■ **TASK TO COMPLETE**: The word "dose" may appear in some lines of the data; copy every such line.

#### SOURCE DATA ####

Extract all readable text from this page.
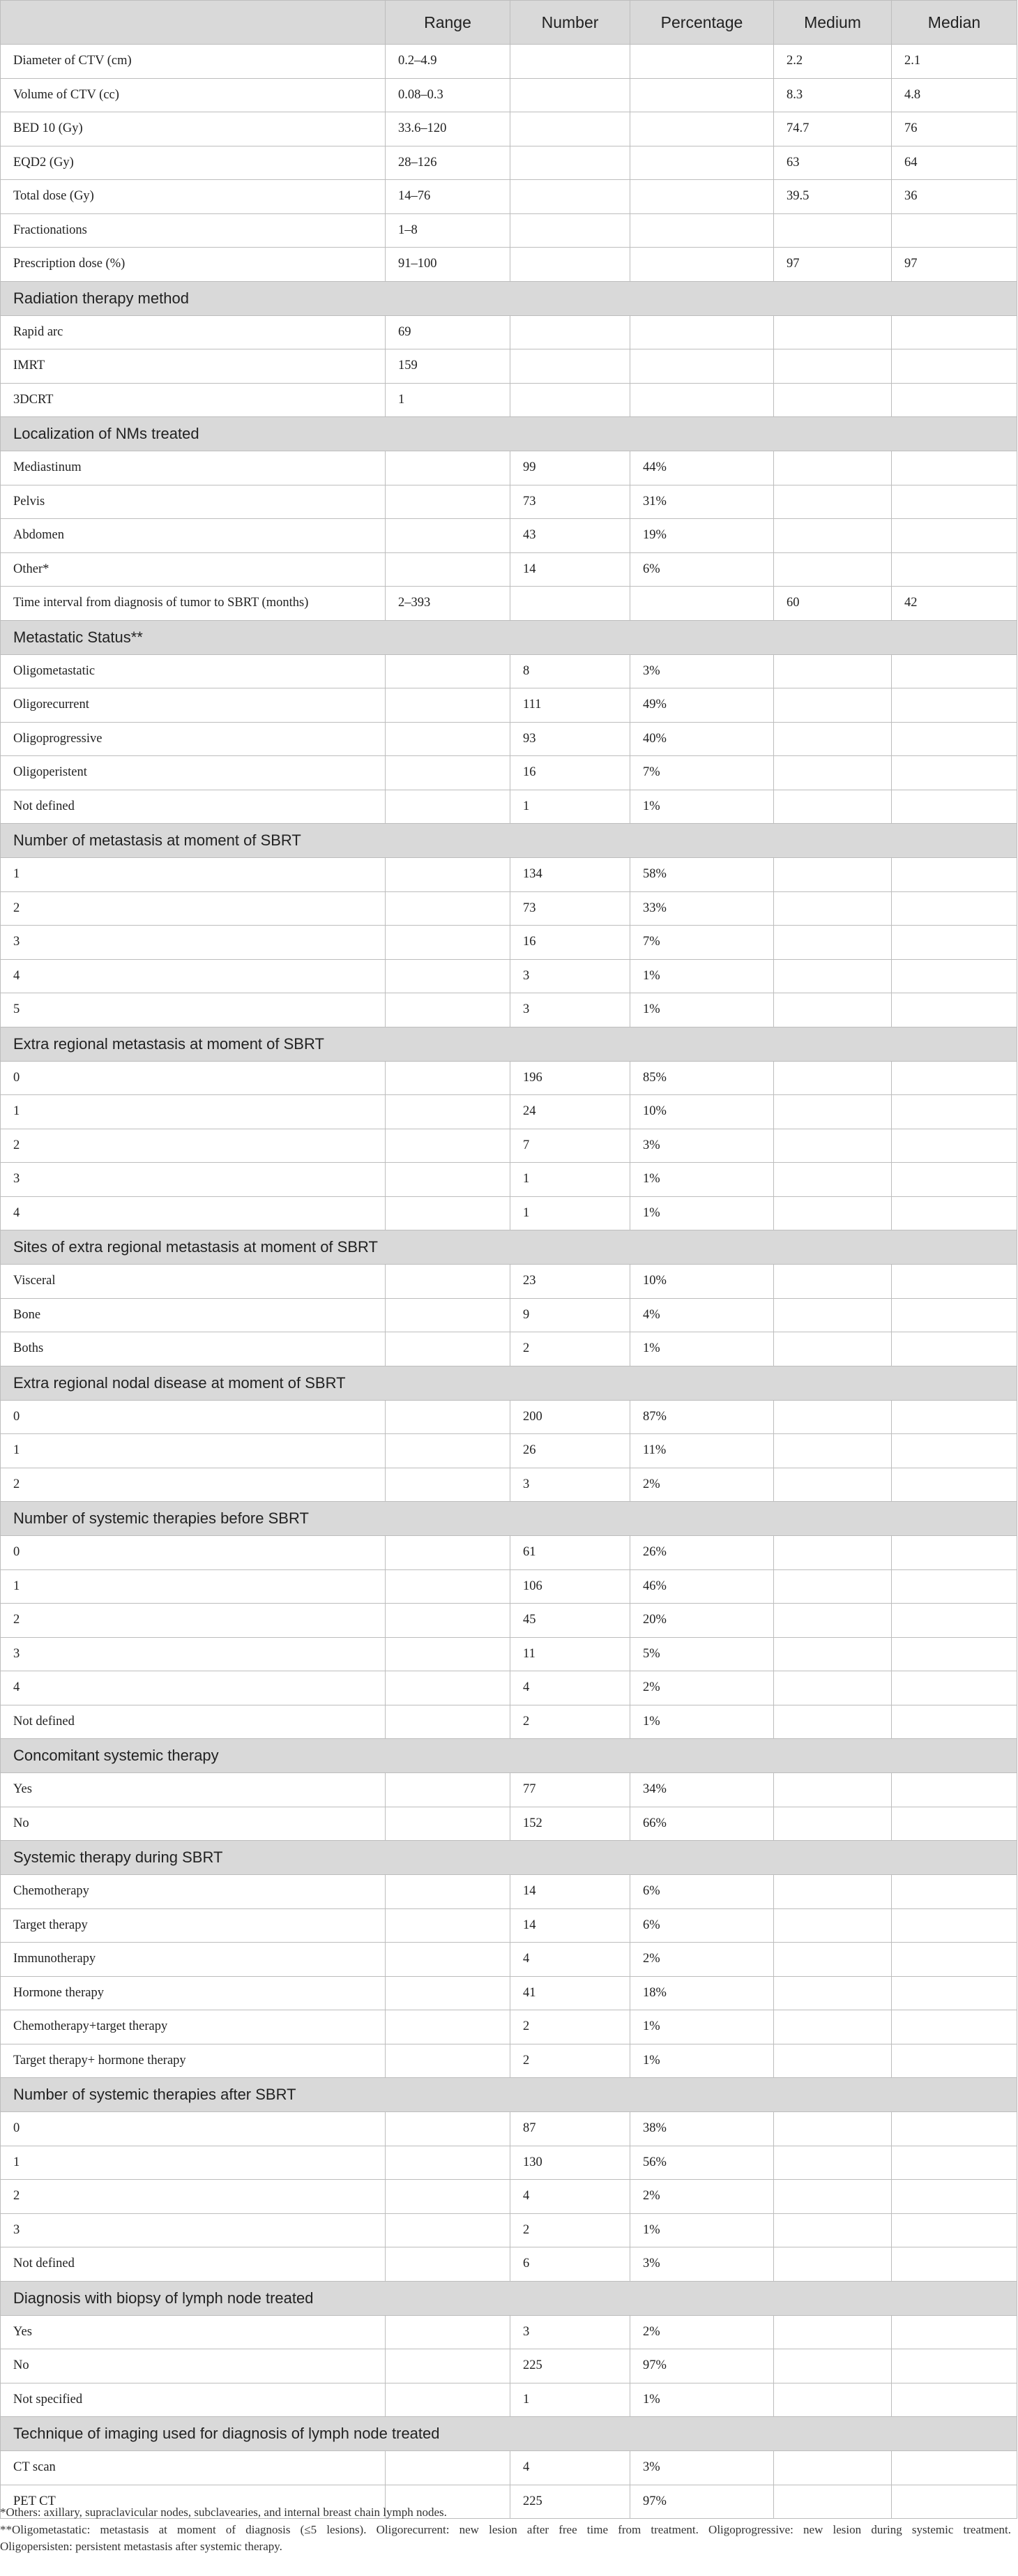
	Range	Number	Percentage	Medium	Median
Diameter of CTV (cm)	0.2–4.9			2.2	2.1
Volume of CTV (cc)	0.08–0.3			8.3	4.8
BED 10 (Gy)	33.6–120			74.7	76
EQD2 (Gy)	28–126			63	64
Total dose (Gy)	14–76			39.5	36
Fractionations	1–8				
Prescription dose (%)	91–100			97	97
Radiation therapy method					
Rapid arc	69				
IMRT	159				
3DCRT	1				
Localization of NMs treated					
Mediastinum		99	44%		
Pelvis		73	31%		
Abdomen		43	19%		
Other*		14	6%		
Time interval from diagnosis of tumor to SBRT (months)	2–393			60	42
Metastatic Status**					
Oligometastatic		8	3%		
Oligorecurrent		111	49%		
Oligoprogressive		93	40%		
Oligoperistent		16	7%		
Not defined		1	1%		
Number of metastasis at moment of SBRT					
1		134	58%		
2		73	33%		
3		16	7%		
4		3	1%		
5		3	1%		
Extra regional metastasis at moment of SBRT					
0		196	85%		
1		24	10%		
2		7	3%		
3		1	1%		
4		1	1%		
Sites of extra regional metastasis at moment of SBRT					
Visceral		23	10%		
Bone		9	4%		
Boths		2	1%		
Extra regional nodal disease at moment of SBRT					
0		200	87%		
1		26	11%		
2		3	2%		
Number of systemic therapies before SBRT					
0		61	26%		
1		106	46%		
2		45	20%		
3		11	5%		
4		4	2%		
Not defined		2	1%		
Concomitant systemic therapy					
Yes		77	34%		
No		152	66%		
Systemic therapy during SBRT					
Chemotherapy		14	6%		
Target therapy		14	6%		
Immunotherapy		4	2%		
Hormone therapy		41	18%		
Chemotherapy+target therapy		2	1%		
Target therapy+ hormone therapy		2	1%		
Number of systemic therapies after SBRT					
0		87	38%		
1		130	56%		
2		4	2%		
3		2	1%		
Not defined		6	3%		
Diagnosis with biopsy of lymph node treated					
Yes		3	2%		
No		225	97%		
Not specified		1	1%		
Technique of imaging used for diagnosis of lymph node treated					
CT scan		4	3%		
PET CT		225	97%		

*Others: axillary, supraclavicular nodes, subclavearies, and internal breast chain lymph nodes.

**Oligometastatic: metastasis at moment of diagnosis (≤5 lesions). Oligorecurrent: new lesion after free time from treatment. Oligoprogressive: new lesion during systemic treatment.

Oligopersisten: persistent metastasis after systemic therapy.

####

■ **SOLUTION TO THE EXERCISE**:
Total dose (Gy)	14–76			39.5	36
Prescription dose (%)	91–100			97	97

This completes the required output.